[Stored records]
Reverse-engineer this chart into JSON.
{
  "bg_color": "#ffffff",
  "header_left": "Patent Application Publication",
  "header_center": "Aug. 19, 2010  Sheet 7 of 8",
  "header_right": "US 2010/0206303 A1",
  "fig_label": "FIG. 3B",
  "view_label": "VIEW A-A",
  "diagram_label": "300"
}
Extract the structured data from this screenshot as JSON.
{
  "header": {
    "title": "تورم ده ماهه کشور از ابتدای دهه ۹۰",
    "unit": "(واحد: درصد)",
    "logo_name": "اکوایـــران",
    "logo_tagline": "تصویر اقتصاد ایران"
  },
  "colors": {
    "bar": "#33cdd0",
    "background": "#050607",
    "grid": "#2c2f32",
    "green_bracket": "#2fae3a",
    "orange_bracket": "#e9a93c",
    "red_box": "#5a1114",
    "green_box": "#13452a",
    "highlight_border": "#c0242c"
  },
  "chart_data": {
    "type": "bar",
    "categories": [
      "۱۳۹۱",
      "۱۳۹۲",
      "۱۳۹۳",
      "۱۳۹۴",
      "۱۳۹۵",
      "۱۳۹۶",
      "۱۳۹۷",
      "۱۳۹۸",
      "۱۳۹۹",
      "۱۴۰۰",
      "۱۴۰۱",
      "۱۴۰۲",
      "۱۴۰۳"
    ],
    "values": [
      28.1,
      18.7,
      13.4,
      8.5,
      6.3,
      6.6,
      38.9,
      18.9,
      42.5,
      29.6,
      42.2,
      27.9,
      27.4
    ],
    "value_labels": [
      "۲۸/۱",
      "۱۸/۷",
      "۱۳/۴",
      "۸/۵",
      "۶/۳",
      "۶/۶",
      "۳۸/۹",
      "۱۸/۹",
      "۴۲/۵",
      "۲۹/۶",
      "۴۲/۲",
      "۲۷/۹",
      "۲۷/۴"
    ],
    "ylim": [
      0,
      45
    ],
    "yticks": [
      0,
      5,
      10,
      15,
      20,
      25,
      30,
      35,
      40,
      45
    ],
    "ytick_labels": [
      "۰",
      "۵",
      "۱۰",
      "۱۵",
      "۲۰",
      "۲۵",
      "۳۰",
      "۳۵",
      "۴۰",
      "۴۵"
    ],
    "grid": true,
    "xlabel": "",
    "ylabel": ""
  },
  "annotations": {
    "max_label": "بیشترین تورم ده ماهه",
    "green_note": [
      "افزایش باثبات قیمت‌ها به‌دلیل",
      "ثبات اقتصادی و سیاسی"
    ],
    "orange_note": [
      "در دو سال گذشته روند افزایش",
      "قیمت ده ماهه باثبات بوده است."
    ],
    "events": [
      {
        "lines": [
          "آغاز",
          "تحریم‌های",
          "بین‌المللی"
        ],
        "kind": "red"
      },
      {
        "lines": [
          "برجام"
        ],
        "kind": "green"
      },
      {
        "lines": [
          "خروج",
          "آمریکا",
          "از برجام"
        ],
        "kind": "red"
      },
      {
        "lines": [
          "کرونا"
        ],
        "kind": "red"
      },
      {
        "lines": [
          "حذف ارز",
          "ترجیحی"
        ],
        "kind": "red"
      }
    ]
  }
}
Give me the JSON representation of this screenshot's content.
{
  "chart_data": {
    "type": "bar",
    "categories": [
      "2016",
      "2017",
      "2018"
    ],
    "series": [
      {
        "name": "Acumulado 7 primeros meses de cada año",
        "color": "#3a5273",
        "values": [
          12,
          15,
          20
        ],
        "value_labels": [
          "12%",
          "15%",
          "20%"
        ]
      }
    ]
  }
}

(Exercise directions): What are the lines from the one with "Give me the" through the last line of the records above? Quote them exactly and add nothing.

(Result of the exercise):
Give me the JSON representation of this screenshot's content.
{
  "chart_data": {
    "type": "bar",
    "categories": [
      "2016",
      "2017",
      "2018"
    ],
    "series": [
      {
        "name": "Acumulado 7 primeros meses de cada año",
        "color": "#3a5273",
        "values": [
          12,
          15,
          20
        ],
        "value_labels": [
          "12%",
          "15%",
          "20%"
        ]
      }
    ]
  }
}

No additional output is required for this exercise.